### WORK INSTRUCTIONS:
Records follow. Copy every line with "bytes".

### GIVEN DATA:
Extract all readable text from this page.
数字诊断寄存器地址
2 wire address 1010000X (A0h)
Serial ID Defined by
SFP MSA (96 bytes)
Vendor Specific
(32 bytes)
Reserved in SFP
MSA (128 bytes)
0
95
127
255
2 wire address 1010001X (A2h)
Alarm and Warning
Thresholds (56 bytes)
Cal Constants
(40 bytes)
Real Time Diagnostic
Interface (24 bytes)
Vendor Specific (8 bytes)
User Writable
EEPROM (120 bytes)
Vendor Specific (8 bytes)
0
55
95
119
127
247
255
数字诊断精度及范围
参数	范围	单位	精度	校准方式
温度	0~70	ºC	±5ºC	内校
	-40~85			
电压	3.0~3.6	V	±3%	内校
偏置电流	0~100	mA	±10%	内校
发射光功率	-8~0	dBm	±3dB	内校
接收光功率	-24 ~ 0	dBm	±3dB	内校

* * *

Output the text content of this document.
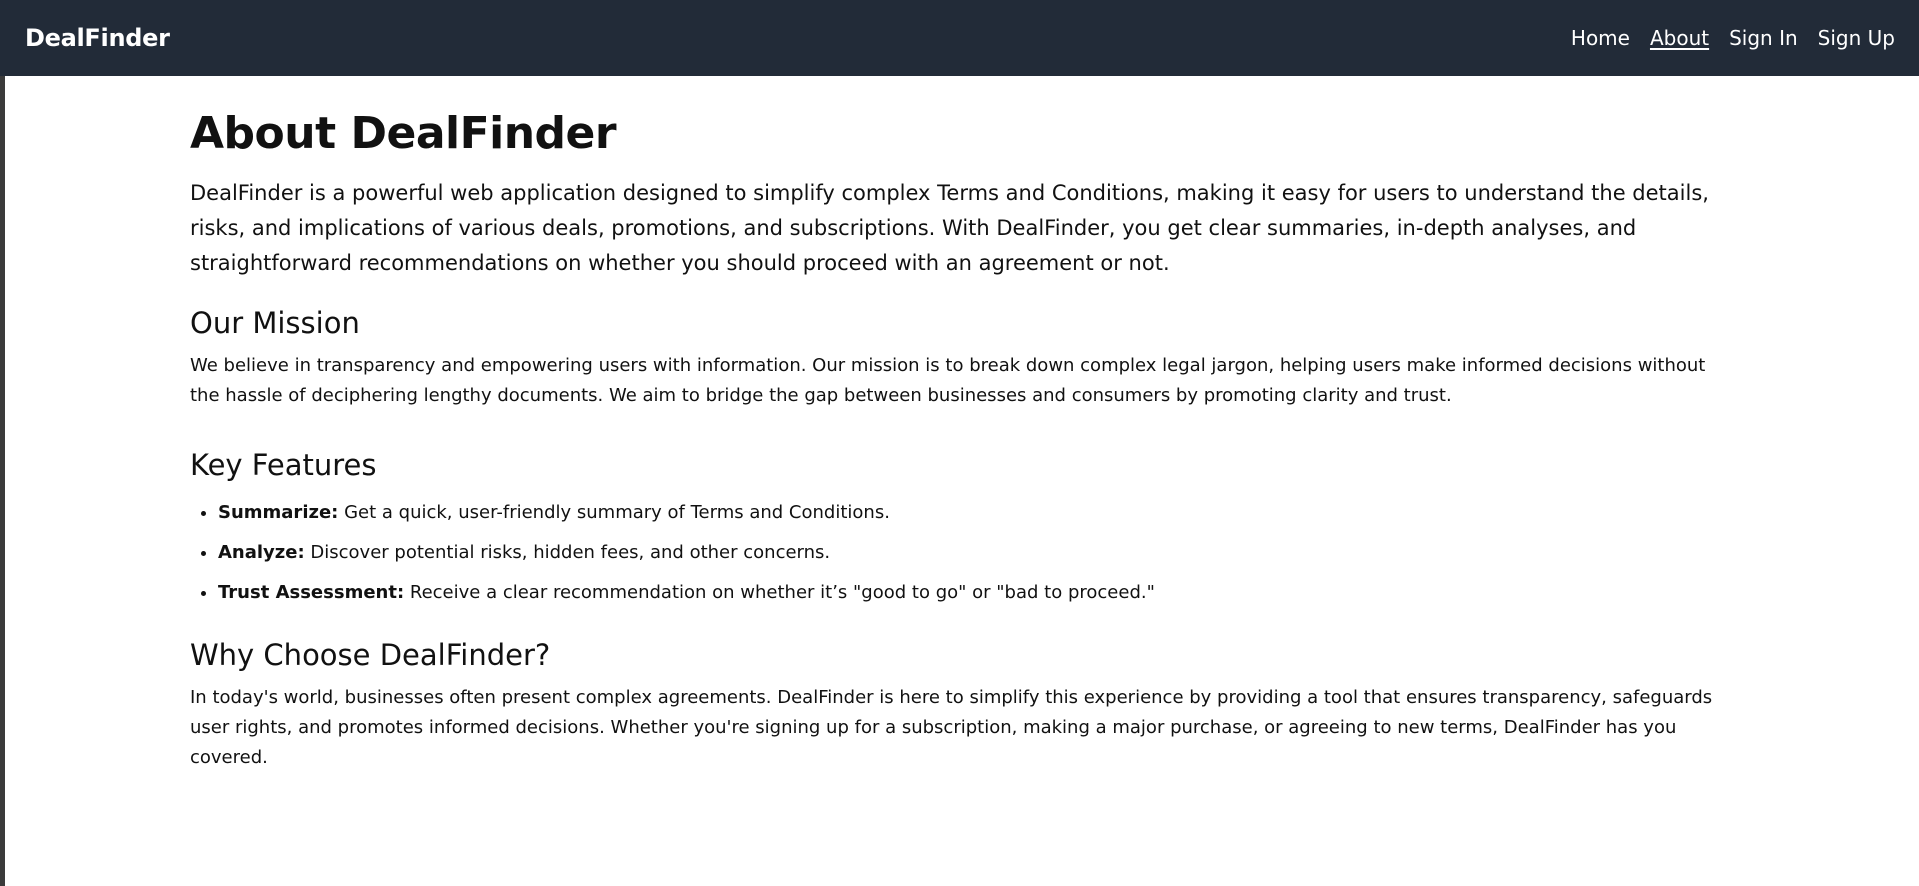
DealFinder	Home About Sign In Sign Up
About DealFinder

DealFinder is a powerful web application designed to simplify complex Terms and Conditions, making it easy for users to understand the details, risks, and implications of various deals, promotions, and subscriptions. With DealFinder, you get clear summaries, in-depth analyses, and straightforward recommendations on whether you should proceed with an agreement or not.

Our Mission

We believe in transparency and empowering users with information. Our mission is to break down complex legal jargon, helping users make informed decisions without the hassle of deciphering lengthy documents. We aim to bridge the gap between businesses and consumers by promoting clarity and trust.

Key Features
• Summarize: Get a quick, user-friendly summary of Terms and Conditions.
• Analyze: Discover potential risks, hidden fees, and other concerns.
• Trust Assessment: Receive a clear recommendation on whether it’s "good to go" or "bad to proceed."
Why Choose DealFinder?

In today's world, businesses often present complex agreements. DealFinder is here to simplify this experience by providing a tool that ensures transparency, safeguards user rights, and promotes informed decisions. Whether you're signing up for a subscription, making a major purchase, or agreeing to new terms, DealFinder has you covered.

--

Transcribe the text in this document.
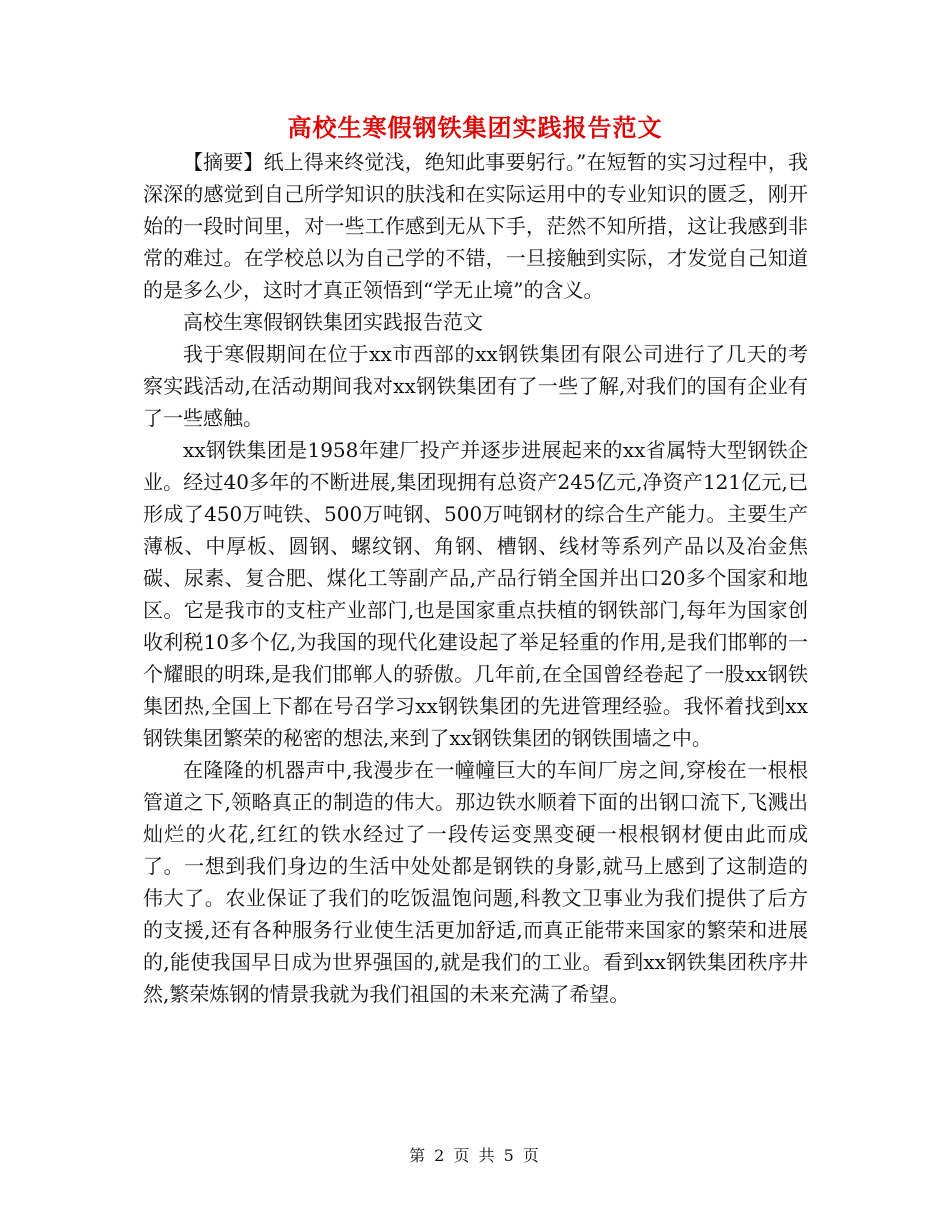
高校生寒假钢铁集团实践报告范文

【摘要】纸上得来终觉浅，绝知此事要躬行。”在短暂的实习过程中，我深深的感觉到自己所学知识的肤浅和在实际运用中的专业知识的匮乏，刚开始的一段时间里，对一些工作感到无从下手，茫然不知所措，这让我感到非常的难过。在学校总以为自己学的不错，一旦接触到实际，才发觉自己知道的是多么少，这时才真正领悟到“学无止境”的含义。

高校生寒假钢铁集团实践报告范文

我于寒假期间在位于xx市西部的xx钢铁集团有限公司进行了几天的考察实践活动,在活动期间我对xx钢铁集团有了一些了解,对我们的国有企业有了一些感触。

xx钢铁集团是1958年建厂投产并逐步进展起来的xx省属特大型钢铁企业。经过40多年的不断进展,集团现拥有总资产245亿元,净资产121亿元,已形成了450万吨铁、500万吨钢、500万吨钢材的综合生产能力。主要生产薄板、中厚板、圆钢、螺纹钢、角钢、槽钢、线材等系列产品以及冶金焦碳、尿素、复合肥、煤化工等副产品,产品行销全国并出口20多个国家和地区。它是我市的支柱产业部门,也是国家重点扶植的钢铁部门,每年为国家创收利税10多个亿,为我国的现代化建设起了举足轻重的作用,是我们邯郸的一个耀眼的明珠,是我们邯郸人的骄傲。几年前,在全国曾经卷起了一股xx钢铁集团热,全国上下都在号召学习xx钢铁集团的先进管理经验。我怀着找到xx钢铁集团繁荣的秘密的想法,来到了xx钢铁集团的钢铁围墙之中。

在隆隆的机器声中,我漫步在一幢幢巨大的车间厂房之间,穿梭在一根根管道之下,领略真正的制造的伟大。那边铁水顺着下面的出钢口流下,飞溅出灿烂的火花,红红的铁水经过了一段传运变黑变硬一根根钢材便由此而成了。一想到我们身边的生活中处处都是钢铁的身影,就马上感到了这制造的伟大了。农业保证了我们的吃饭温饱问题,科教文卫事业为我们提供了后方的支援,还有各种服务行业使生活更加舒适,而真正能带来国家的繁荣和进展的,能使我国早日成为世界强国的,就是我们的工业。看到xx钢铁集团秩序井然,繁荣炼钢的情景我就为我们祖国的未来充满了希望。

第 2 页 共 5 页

### PROBLEM SOLUTION:
SFP MSA (96 bytes)
(32 bytes)
MSA (128 bytes)
Thresholds (56 bytes)
(40 bytes)
Interface (24 bytes)
Vendor Specific (8 bytes)
EEPROM (120 bytes)
Vendor Specific (8 bytes)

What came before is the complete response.